Provided records start

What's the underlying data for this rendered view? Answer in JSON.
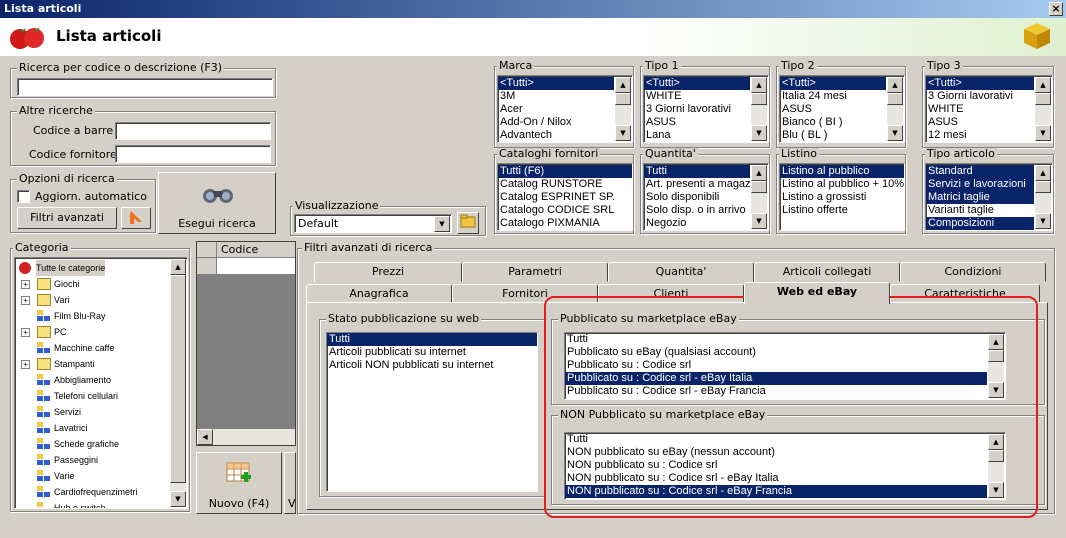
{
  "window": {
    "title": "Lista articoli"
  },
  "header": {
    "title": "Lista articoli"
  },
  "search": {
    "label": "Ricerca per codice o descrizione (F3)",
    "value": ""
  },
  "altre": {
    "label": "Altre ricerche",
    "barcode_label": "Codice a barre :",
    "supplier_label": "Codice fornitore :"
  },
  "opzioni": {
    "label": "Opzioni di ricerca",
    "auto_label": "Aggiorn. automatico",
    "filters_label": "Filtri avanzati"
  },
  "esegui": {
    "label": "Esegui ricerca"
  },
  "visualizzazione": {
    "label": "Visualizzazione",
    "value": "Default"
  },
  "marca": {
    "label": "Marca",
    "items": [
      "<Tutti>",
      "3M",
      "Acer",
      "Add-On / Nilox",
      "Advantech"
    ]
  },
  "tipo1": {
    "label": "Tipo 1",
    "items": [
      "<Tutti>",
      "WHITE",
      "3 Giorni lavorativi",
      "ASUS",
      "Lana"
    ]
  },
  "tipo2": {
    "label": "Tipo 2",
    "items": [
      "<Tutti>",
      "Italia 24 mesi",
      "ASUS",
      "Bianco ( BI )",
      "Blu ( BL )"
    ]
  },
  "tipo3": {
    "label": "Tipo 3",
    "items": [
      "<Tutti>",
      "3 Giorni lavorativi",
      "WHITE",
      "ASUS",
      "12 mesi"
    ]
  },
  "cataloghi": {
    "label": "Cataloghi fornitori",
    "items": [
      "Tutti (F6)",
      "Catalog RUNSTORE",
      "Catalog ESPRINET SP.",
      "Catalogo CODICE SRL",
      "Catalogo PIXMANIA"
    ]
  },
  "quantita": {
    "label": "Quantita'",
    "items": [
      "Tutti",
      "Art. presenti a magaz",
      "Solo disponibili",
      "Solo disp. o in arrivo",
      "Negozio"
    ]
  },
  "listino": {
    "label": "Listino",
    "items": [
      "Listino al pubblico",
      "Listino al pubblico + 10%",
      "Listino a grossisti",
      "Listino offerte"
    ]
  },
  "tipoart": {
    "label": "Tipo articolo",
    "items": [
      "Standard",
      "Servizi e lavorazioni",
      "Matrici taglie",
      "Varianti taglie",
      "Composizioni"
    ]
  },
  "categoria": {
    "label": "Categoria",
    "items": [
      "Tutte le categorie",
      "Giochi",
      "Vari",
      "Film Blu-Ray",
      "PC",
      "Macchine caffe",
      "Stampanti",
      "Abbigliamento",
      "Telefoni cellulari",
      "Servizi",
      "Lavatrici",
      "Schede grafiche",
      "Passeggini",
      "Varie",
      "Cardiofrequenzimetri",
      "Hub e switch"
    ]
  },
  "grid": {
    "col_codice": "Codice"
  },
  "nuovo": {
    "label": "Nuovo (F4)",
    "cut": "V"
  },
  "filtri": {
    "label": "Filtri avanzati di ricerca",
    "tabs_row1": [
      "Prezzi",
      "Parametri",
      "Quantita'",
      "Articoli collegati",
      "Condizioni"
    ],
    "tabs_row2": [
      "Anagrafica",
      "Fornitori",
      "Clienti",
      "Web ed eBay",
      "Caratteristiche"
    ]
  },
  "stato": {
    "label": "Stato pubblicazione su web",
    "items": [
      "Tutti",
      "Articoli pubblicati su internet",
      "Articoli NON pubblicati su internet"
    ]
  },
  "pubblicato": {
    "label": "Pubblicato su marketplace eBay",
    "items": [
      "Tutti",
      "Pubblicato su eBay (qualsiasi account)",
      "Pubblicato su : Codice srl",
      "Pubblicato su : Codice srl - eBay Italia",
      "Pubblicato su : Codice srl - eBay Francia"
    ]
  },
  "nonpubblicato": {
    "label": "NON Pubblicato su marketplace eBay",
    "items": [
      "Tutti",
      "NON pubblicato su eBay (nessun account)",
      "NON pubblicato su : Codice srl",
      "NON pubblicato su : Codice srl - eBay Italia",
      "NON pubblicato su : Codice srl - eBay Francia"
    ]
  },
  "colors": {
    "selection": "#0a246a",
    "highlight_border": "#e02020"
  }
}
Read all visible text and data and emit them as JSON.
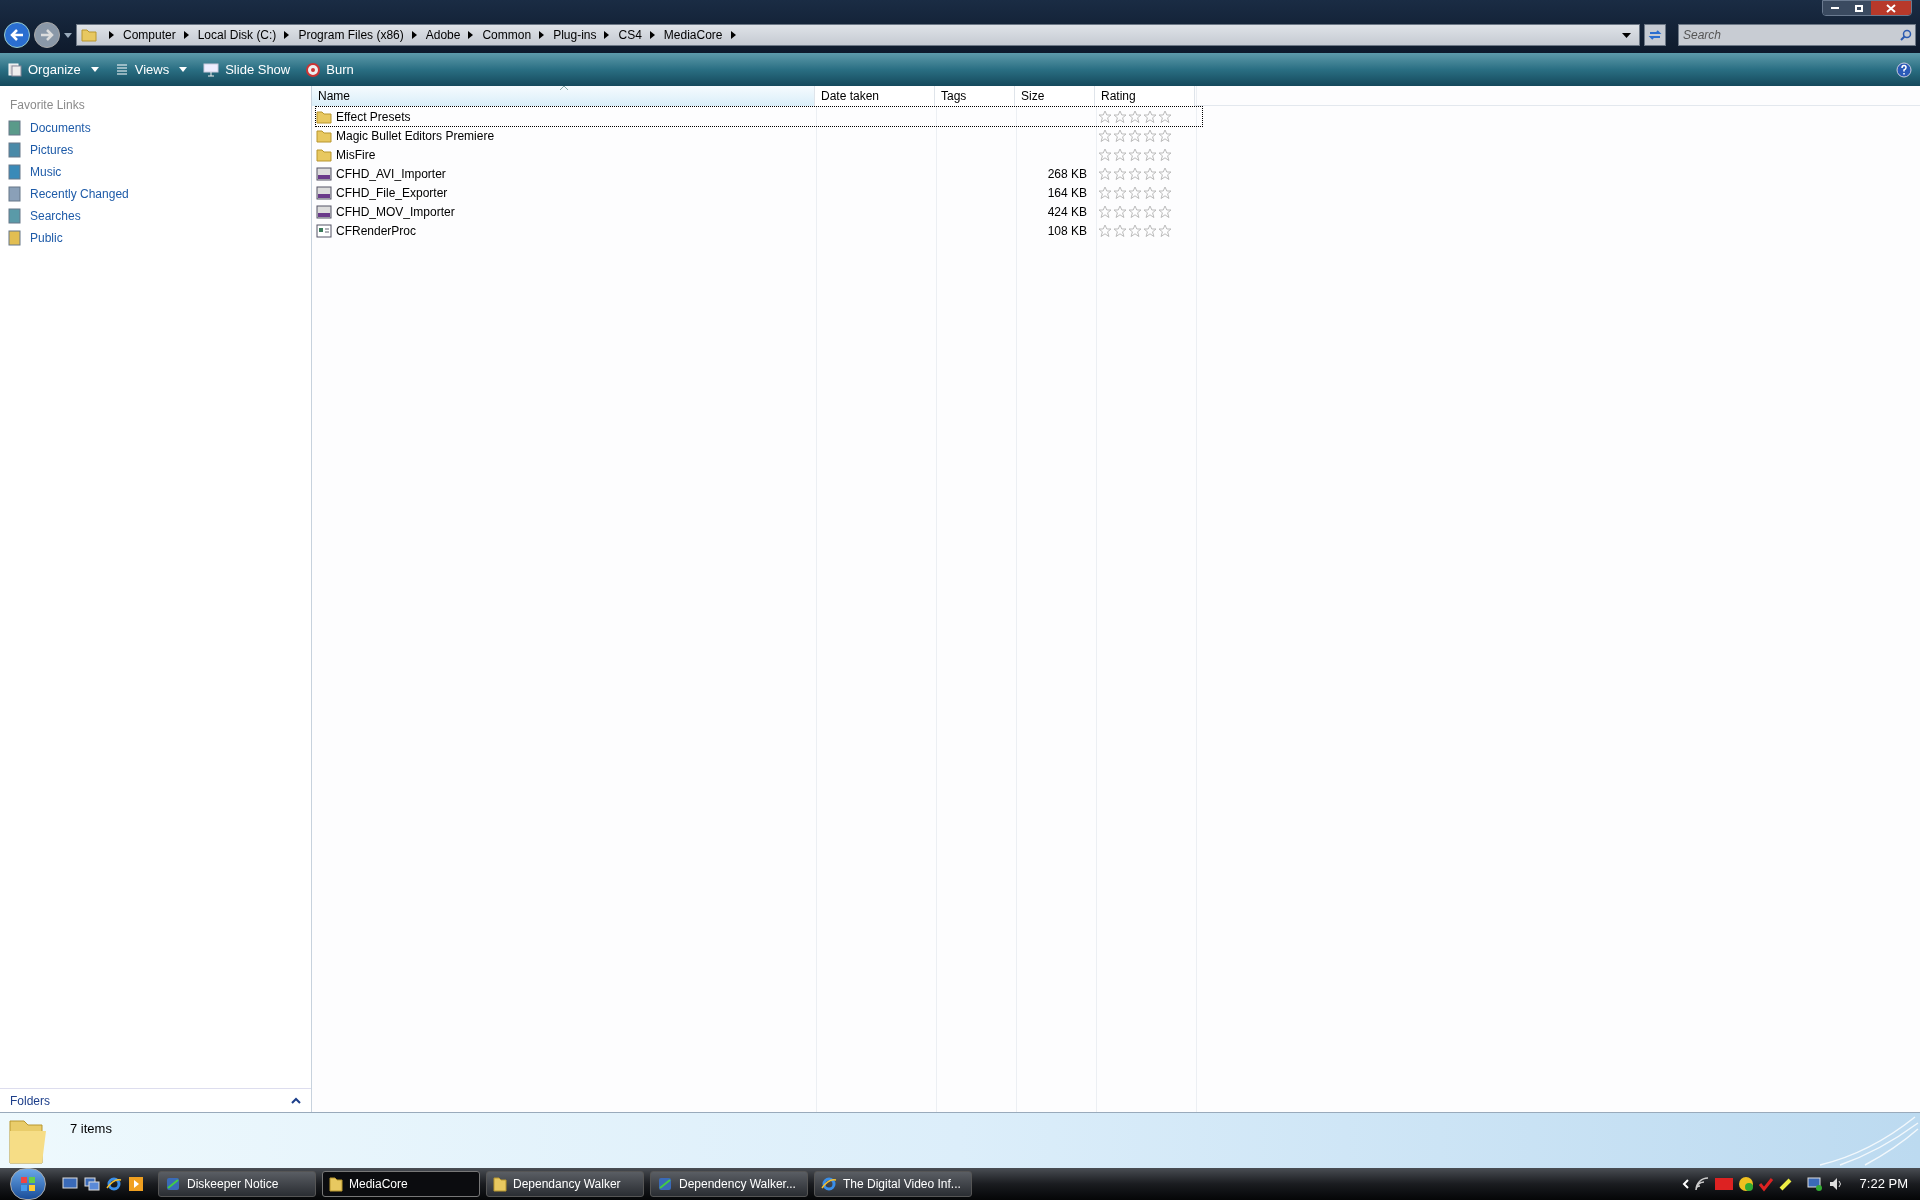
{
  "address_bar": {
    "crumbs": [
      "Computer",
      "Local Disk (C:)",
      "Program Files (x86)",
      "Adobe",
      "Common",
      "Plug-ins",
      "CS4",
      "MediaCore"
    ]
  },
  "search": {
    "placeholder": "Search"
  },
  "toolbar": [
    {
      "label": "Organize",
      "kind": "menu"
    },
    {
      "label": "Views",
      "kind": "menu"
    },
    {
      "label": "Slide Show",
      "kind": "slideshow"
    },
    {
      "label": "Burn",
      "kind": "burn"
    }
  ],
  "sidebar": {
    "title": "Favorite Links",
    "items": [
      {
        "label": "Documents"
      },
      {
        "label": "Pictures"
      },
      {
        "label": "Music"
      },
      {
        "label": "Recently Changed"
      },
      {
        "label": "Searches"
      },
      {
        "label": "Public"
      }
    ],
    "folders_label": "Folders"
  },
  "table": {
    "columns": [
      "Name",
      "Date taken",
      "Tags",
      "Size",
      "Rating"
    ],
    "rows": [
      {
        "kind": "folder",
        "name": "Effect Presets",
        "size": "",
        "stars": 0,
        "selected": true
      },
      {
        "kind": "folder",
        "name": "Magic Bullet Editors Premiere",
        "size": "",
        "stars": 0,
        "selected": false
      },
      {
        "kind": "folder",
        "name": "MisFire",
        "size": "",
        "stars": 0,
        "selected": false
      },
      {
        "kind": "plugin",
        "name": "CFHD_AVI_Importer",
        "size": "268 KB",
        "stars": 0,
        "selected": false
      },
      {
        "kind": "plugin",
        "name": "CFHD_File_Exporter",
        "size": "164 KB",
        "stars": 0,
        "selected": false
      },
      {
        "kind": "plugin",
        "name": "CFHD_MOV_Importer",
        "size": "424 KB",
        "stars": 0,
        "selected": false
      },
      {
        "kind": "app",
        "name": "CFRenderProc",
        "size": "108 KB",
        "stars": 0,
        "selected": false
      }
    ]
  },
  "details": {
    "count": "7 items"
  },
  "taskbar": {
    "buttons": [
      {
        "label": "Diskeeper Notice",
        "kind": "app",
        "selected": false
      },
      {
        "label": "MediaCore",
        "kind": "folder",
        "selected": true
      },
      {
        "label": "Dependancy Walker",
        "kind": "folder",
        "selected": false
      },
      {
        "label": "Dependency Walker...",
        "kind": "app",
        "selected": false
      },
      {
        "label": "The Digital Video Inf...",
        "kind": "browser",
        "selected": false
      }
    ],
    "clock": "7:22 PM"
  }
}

Provided records end

Directive: Above are the records; reproduce them exactly and leave out the pictures.

Answer below:
What's the underlying data for this rendered view? Answer in JSON.
{
  "window": {
    "title": "Lista articoli"
  },
  "header": {
    "title": "Lista articoli"
  },
  "search": {
    "label": "Ricerca per codice o descrizione (F3)",
    "value": ""
  },
  "altre": {
    "label": "Altre ricerche",
    "barcode_label": "Codice a barre :",
    "supplier_label": "Codice fornitore :"
  },
  "opzioni": {
    "label": "Opzioni di ricerca",
    "auto_label": "Aggiorn. automatico",
    "filters_label": "Filtri avanzati"
  },
  "esegui": {
    "label": "Esegui ricerca"
  },
  "visualizzazione": {
    "label": "Visualizzazione",
    "value": "Default"
  },
  "marca": {
    "label": "Marca",
    "items": [
      "<Tutti>",
      "3M",
      "Acer",
      "Add-On / Nilox",
      "Advantech"
    ]
  },
  "tipo1": {
    "label": "Tipo 1",
    "items": [
      "<Tutti>",
      "WHITE",
      "3 Giorni lavorativi",
      "ASUS",
      "Lana"
    ]
  },
  "tipo2": {
    "label": "Tipo 2",
    "items": [
      "<Tutti>",
      "Italia 24 mesi",
      "ASUS",
      "Bianco ( BI )",
      "Blu ( BL )"
    ]
  },
  "tipo3": {
    "label": "Tipo 3",
    "items": [
      "<Tutti>",
      "3 Giorni lavorativi",
      "WHITE",
      "ASUS",
      "12 mesi"
    ]
  },
  "cataloghi": {
    "label": "Cataloghi fornitori",
    "items": [
      "Tutti (F6)",
      "Catalog RUNSTORE",
      "Catalog ESPRINET SP.",
      "Catalogo CODICE SRL",
      "Catalogo PIXMANIA"
    ]
  },
  "quantita": {
    "label": "Quantita'",
    "items": [
      "Tutti",
      "Art. presenti a magaz",
      "Solo disponibili",
      "Solo disp. o in arrivo",
      "Negozio"
    ]
  },
  "listino": {
    "label": "Listino",
    "items": [
      "Listino al pubblico",
      "Listino al pubblico + 10%",
      "Listino a grossisti",
      "Listino offerte"
    ]
  },
  "tipoart": {
    "label": "Tipo articolo",
    "items": [
      "Standard",
      "Servizi e lavorazioni",
      "Matrici taglie",
      "Varianti taglie",
      "Composizioni"
    ]
  },
  "categoria": {
    "label": "Categoria",
    "items": [
      "Tutte le categorie",
      "Giochi",
      "Vari",
      "Film Blu-Ray",
      "PC",
      "Macchine caffe",
      "Stampanti",
      "Abbigliamento",
      "Telefoni cellulari",
      "Servizi",
      "Lavatrici",
      "Schede grafiche",
      "Passeggini",
      "Varie",
      "Cardiofrequenzimetri",
      "Hub e switch"
    ]
  },
  "grid": {
    "col_codice": "Codice"
  },
  "nuovo": {
    "label": "Nuovo (F4)",
    "cut": "V"
  },
  "filtri": {
    "label": "Filtri avanzati di ricerca",
    "tabs_row1": [
      "Prezzi",
      "Parametri",
      "Quantita'",
      "Articoli collegati",
      "Condizioni"
    ],
    "tabs_row2": [
      "Anagrafica",
      "Fornitori",
      "Clienti",
      "Web ed eBay",
      "Caratteristiche"
    ]
  },
  "stato": {
    "label": "Stato pubblicazione su web",
    "items": [
      "Tutti",
      "Articoli pubblicati su internet",
      "Articoli NON pubblicati su internet"
    ]
  },
  "pubblicato": {
    "label": "Pubblicato su marketplace eBay",
    "items": [
      "Tutti",
      "Pubblicato su eBay (qualsiasi account)",
      "Pubblicato su : Codice srl",
      "Pubblicato su : Codice srl - eBay Italia",
      "Pubblicato su : Codice srl - eBay Francia"
    ]
  },
  "nonpubblicato": {
    "label": "NON Pubblicato su marketplace eBay",
    "items": [
      "Tutti",
      "NON pubblicato su eBay (nessun account)",
      "NON pubblicato su : Codice srl",
      "NON pubblicato su : Codice srl - eBay Italia",
      "NON pubblicato su : Codice srl - eBay Francia"
    ]
  },
  "colors": {
    "selection": "#0a246a",
    "highlight_border": "#e02020"
  }
}
Read all visible text and data and emit them as JSON.
{
  "address_bar": {
    "crumbs": [
      "Computer",
      "Local Disk (C:)",
      "Program Files (x86)",
      "Adobe",
      "Common",
      "Plug-ins",
      "CS4",
      "MediaCore"
    ]
  },
  "search": {
    "placeholder": "Search"
  },
  "toolbar": [
    {
      "label": "Organize",
      "kind": "menu"
    },
    {
      "label": "Views",
      "kind": "menu"
    },
    {
      "label": "Slide Show",
      "kind": "slideshow"
    },
    {
      "label": "Burn",
      "kind": "burn"
    }
  ],
  "sidebar": {
    "title": "Favorite Links",
    "items": [
      {
        "label": "Documents"
      },
      {
        "label": "Pictures"
      },
      {
        "label": "Music"
      },
      {
        "label": "Recently Changed"
      },
      {
        "label": "Searches"
      },
      {
        "label": "Public"
      }
    ],
    "folders_label": "Folders"
  },
  "table": {
    "columns": [
      "Name",
      "Date taken",
      "Tags",
      "Size",
      "Rating"
    ],
    "rows": [
      {
        "kind": "folder",
        "name": "Effect Presets",
        "size": "",
        "stars": 0,
        "selected": true
      },
      {
        "kind": "folder",
        "name": "Magic Bullet Editors Premiere",
        "size": "",
        "stars": 0,
        "selected": false
      },
      {
        "kind": "folder",
        "name": "MisFire",
        "size": "",
        "stars": 0,
        "selected": false
      },
      {
        "kind": "plugin",
        "name": "CFHD_AVI_Importer",
        "size": "268 KB",
        "stars": 0,
        "selected": false
      },
      {
        "kind": "plugin",
        "name": "CFHD_File_Exporter",
        "size": "164 KB",
        "stars": 0,
        "selected": false
      },
      {
        "kind": "plugin",
        "name": "CFHD_MOV_Importer",
        "size": "424 KB",
        "stars": 0,
        "selected": false
      },
      {
        "kind": "app",
        "name": "CFRenderProc",
        "size": "108 KB",
        "stars": 0,
        "selected": false
      }
    ]
  },
  "details": {
    "count": "7 items"
  },
  "taskbar": {
    "buttons": [
      {
        "label": "Diskeeper Notice",
        "kind": "app",
        "selected": false
      },
      {
        "label": "MediaCore",
        "kind": "folder",
        "selected": true
      },
      {
        "label": "Dependancy Walker",
        "kind": "folder",
        "selected": false
      },
      {
        "label": "Dependency Walker...",
        "kind": "app",
        "selected": false
      },
      {
        "label": "The Digital Video Inf...",
        "kind": "browser",
        "selected": false
      }
    ],
    "clock": "7:22 PM"
  }
}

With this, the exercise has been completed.